[Start of Attachment]

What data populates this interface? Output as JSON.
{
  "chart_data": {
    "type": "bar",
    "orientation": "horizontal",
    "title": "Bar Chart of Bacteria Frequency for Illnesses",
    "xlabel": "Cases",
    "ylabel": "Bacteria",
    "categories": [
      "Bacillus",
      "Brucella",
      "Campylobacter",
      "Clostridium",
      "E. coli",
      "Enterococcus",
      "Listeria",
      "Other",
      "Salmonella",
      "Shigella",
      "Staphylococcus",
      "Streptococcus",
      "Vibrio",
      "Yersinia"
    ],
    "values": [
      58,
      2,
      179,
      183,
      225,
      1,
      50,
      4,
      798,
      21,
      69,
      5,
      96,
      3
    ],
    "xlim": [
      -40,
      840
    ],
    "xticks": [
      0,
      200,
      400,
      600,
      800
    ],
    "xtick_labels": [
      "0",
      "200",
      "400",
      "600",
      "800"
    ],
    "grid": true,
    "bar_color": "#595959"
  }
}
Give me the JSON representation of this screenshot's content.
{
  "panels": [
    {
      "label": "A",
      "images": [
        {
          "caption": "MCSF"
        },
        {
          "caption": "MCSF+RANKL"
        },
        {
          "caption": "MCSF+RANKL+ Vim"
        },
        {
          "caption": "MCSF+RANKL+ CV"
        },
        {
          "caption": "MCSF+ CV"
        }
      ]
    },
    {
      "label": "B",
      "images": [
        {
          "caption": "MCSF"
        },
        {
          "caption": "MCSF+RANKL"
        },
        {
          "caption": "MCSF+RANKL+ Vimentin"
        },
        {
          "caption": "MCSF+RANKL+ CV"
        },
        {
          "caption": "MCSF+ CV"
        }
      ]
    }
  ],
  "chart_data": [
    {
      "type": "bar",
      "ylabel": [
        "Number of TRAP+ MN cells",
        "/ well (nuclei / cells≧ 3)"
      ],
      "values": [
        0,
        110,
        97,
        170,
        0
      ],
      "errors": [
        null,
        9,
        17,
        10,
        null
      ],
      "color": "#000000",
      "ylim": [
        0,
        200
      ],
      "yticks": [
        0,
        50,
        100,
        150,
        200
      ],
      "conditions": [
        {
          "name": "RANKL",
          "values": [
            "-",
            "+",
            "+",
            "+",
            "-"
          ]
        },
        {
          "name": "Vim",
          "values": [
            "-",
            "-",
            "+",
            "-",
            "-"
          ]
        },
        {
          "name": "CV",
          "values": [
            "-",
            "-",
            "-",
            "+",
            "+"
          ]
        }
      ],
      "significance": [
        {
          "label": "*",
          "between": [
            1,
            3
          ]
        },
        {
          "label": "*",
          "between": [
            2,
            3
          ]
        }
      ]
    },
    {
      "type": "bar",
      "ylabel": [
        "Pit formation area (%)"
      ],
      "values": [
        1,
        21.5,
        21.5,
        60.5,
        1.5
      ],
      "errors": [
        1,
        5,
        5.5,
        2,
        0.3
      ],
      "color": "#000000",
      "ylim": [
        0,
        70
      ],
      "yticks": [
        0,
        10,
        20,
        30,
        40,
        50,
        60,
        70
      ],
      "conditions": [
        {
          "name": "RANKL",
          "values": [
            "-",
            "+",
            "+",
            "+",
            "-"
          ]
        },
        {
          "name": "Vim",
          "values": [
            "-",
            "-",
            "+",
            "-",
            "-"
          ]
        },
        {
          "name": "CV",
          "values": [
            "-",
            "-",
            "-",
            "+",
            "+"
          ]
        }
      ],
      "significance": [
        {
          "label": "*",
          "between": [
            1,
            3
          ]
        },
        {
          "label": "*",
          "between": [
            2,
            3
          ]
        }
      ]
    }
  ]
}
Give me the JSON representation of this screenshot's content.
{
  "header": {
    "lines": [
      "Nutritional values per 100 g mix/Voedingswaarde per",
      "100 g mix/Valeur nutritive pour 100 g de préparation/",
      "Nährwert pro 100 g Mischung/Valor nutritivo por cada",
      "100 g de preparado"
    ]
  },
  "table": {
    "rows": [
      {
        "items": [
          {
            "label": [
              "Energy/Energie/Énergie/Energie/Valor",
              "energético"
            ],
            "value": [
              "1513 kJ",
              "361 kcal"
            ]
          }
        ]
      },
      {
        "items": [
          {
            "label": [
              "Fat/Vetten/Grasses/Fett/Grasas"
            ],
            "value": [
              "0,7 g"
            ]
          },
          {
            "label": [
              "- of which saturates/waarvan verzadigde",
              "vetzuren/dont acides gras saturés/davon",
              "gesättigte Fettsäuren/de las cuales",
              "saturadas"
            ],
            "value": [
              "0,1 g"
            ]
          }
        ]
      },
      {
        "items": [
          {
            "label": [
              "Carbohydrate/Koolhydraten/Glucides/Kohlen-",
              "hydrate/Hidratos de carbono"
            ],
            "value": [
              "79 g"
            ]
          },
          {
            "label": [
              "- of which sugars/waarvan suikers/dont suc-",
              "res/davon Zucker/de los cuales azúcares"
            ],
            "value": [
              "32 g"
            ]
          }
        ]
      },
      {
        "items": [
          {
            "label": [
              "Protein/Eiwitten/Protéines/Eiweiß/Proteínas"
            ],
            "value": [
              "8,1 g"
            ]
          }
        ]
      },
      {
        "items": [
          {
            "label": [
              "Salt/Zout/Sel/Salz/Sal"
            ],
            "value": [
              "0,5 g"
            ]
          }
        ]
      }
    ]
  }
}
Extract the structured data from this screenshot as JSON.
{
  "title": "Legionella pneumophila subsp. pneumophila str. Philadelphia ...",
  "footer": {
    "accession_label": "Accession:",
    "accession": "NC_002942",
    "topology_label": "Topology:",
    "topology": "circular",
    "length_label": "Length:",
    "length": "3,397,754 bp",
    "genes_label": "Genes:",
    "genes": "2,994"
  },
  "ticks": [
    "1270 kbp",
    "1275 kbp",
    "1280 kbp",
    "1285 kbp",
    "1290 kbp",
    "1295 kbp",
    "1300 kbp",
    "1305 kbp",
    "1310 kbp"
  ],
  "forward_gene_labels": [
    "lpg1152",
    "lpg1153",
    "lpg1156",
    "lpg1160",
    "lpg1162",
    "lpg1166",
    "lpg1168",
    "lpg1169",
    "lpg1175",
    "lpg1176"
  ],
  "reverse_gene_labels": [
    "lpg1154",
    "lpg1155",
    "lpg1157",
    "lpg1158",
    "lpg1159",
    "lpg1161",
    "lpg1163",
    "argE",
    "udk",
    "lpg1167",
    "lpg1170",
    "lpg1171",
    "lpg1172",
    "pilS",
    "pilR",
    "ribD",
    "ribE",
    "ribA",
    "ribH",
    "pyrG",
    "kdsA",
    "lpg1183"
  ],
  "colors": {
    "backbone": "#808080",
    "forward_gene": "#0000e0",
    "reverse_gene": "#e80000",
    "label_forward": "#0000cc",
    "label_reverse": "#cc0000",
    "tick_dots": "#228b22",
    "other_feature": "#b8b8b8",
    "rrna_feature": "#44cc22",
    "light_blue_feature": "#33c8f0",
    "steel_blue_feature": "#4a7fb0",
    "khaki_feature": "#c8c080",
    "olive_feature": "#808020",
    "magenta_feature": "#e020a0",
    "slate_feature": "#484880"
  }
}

[End of Attachment]

> What you are asked to do
Reproduce all the data word for word.

> Task solution
What data populates this interface? Output as JSON.
{
  "chart_data": {
    "type": "bar",
    "orientation": "horizontal",
    "title": "Bar Chart of Bacteria Frequency for Illnesses",
    "xlabel": "Cases",
    "ylabel": "Bacteria",
    "categories": [
      "Bacillus",
      "Brucella",
      "Campylobacter",
      "Clostridium",
      "E. coli",
      "Enterococcus",
      "Listeria",
      "Other",
      "Salmonella",
      "Shigella",
      "Staphylococcus",
      "Streptococcus",
      "Vibrio",
      "Yersinia"
    ],
    "values": [
      58,
      2,
      179,
      183,
      225,
      1,
      50,
      4,
      798,
      21,
      69,
      5,
      96,
      3
    ],
    "xlim": [
      -40,
      840
    ],
    "xticks": [
      0,
      200,
      400,
      600,
      800
    ],
    "xtick_labels": [
      "0",
      "200",
      "400",
      "600",
      "800"
    ],
    "grid": true,
    "bar_color": "#595959"
  }
}
Give me the JSON representation of this screenshot's content.
{
  "panels": [
    {
      "label": "A",
      "images": [
        {
          "caption": "MCSF"
        },
        {
          "caption": "MCSF+RANKL"
        },
        {
          "caption": "MCSF+RANKL+ Vim"
        },
        {
          "caption": "MCSF+RANKL+ CV"
        },
        {
          "caption": "MCSF+ CV"
        }
      ]
    },
    {
      "label": "B",
      "images": [
        {
          "caption": "MCSF"
        },
        {
          "caption": "MCSF+RANKL"
        },
        {
          "caption": "MCSF+RANKL+ Vimentin"
        },
        {
          "caption": "MCSF+RANKL+ CV"
        },
        {
          "caption": "MCSF+ CV"
        }
      ]
    }
  ],
  "chart_data": [
    {
      "type": "bar",
      "ylabel": [
        "Number of TRAP+ MN cells",
        "/ well (nuclei / cells≧ 3)"
      ],
      "values": [
        0,
        110,
        97,
        170,
        0
      ],
      "errors": [
        null,
        9,
        17,
        10,
        null
      ],
      "color": "#000000",
      "ylim": [
        0,
        200
      ],
      "yticks": [
        0,
        50,
        100,
        150,
        200
      ],
      "conditions": [
        {
          "name": "RANKL",
          "values": [
            "-",
            "+",
            "+",
            "+",
            "-"
          ]
        },
        {
          "name": "Vim",
          "values": [
            "-",
            "-",
            "+",
            "-",
            "-"
          ]
        },
        {
          "name": "CV",
          "values": [
            "-",
            "-",
            "-",
            "+",
            "+"
          ]
        }
      ],
      "significance": [
        {
          "label": "*",
          "between": [
            1,
            3
          ]
        },
        {
          "label": "*",
          "between": [
            2,
            3
          ]
        }
      ]
    },
    {
      "type": "bar",
      "ylabel": [
        "Pit formation area (%)"
      ],
      "values": [
        1,
        21.5,
        21.5,
        60.5,
        1.5
      ],
      "errors": [
        1,
        5,
        5.5,
        2,
        0.3
      ],
      "color": "#000000",
      "ylim": [
        0,
        70
      ],
      "yticks": [
        0,
        10,
        20,
        30,
        40,
        50,
        60,
        70
      ],
      "conditions": [
        {
          "name": "RANKL",
          "values": [
            "-",
            "+",
            "+",
            "+",
            "-"
          ]
        },
        {
          "name": "Vim",
          "values": [
            "-",
            "-",
            "+",
            "-",
            "-"
          ]
        },
        {
          "name": "CV",
          "values": [
            "-",
            "-",
            "-",
            "+",
            "+"
          ]
        }
      ],
      "significance": [
        {
          "label": "*",
          "between": [
            1,
            3
          ]
        },
        {
          "label": "*",
          "between": [
            2,
            3
          ]
        }
      ]
    }
  ]
}
Give me the JSON representation of this screenshot's content.
{
  "header": {
    "lines": [
      "Nutritional values per 100 g mix/Voedingswaarde per",
      "100 g mix/Valeur nutritive pour 100 g de préparation/",
      "Nährwert pro 100 g Mischung/Valor nutritivo por cada",
      "100 g de preparado"
    ]
  },
  "table": {
    "rows": [
      {
        "items": [
          {
            "label": [
              "Energy/Energie/Énergie/Energie/Valor",
              "energético"
            ],
            "value": [
              "1513 kJ",
              "361 kcal"
            ]
          }
        ]
      },
      {
        "items": [
          {
            "label": [
              "Fat/Vetten/Grasses/Fett/Grasas"
            ],
            "value": [
              "0,7 g"
            ]
          },
          {
            "label": [
              "- of which saturates/waarvan verzadigde",
              "vetzuren/dont acides gras saturés/davon",
              "gesättigte Fettsäuren/de las cuales",
              "saturadas"
            ],
            "value": [
              "0,1 g"
            ]
          }
        ]
      },
      {
        "items": [
          {
            "label": [
              "Carbohydrate/Koolhydraten/Glucides/Kohlen-",
              "hydrate/Hidratos de carbono"
            ],
            "value": [
              "79 g"
            ]
          },
          {
            "label": [
              "- of which sugars/waarvan suikers/dont suc-",
              "res/davon Zucker/de los cuales azúcares"
            ],
            "value": [
              "32 g"
            ]
          }
        ]
      },
      {
        "items": [
          {
            "label": [
              "Protein/Eiwitten/Protéines/Eiweiß/Proteínas"
            ],
            "value": [
              "8,1 g"
            ]
          }
        ]
      },
      {
        "items": [
          {
            "label": [
              "Salt/Zout/Sel/Salz/Sal"
            ],
            "value": [
              "0,5 g"
            ]
          }
        ]
      }
    ]
  }
}
Extract the structured data from this screenshot as JSON.
{
  "title": "Legionella pneumophila subsp. pneumophila str. Philadelphia ...",
  "footer": {
    "accession_label": "Accession:",
    "accession": "NC_002942",
    "topology_label": "Topology:",
    "topology": "circular",
    "length_label": "Length:",
    "length": "3,397,754 bp",
    "genes_label": "Genes:",
    "genes": "2,994"
  },
  "ticks": [
    "1270 kbp",
    "1275 kbp",
    "1280 kbp",
    "1285 kbp",
    "1290 kbp",
    "1295 kbp",
    "1300 kbp",
    "1305 kbp",
    "1310 kbp"
  ],
  "forward_gene_labels": [
    "lpg1152",
    "lpg1153",
    "lpg1156",
    "lpg1160",
    "lpg1162",
    "lpg1166",
    "lpg1168",
    "lpg1169",
    "lpg1175",
    "lpg1176"
  ],
  "reverse_gene_labels": [
    "lpg1154",
    "lpg1155",
    "lpg1157",
    "lpg1158",
    "lpg1159",
    "lpg1161",
    "lpg1163",
    "argE",
    "udk",
    "lpg1167",
    "lpg1170",
    "lpg1171",
    "lpg1172",
    "pilS",
    "pilR",
    "ribD",
    "ribE",
    "ribA",
    "ribH",
    "pyrG",
    "kdsA",
    "lpg1183"
  ],
  "colors": {
    "backbone": "#808080",
    "forward_gene": "#0000e0",
    "reverse_gene": "#e80000",
    "label_forward": "#0000cc",
    "label_reverse": "#cc0000",
    "tick_dots": "#228b22",
    "other_feature": "#b8b8b8",
    "rrna_feature": "#44cc22",
    "light_blue_feature": "#33c8f0",
    "steel_blue_feature": "#4a7fb0",
    "khaki_feature": "#c8c080",
    "olive_feature": "#808020",
    "magenta_feature": "#e020a0",
    "slate_feature": "#484880"
  }
}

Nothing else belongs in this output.